* INSTRUCTIONS FOR THE TASK
Give every line of the data again, unchanged, but with no pictures.
☆ ☆ ☆ ☆ ☆ ☆ ☆
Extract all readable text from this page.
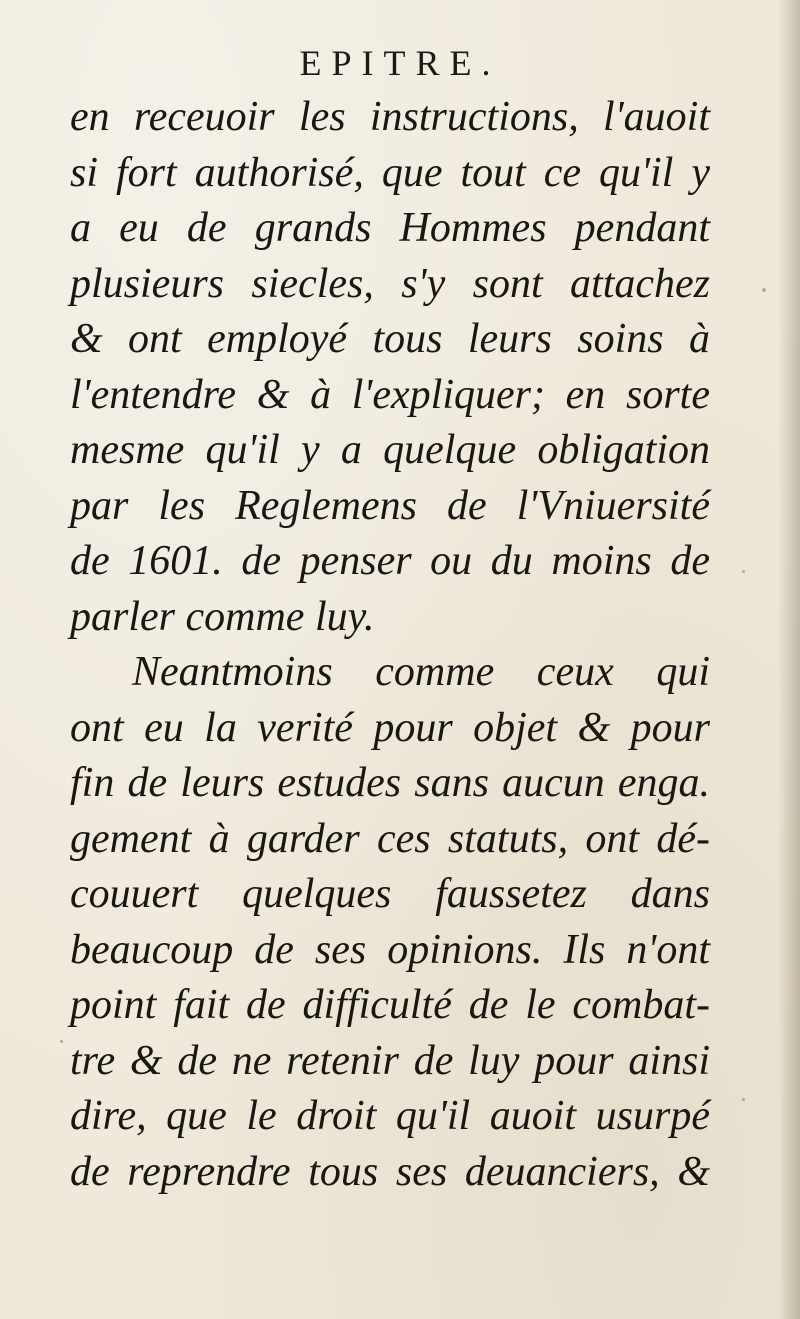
EPITRE.
en receuoir les instructions, l'auoit
si fort authorisé, que tout ce qu'il y
a eu de grands Hommes pendant
plusieurs siecles, s'y sont attachez
& ont employé tous leurs soins à
l'entendre & à l'expliquer; en sorte
mesme qu'il y a quelque obligation
par les Reglemens de l'Vniuersité
de 1601. de penser ou du moins de
parler comme luy.
Neantmoins comme ceux qui
ont eu la verité pour objet & pour
fin de leurs estudes sans aucun enga.
gement à garder ces statuts, ont dé-
couuert quelques faussetez dans
beaucoup de ses opinions. Ils n'ont
point fait de difficulté de le combat-
tre & de ne retenir de luy pour ainsi
dire, que le droit qu'il auoit usurpé
de reprendre tous ses deuanciers, &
☆ ☆ ☆ ☆ ☆ ☆ ☆
* ANSWER BELOW
Extract all readable text from this page.
EPITRE.
en receuoir les instructions, l'auoit
si fort authorisé, que tout ce qu'il y
a eu de grands Hommes pendant
plusieurs siecles, s'y sont attachez
& ont employé tous leurs soins à
l'entendre & à l'expliquer; en sorte
mesme qu'il y a quelque obligation
par les Reglemens de l'Vniuersité
de 1601. de penser ou du moins de
parler comme luy.
Neantmoins comme ceux qui
ont eu la verité pour objet & pour
fin de leurs estudes sans aucun enga.
gement à garder ces statuts, ont dé-
couuert quelques faussetez dans
beaucoup de ses opinions. Ils n'ont
point fait de difficulté de le combat-
tre & de ne retenir de luy pour ainsi
dire, que le droit qu'il auoit usurpé
de reprendre tous ses deuanciers, &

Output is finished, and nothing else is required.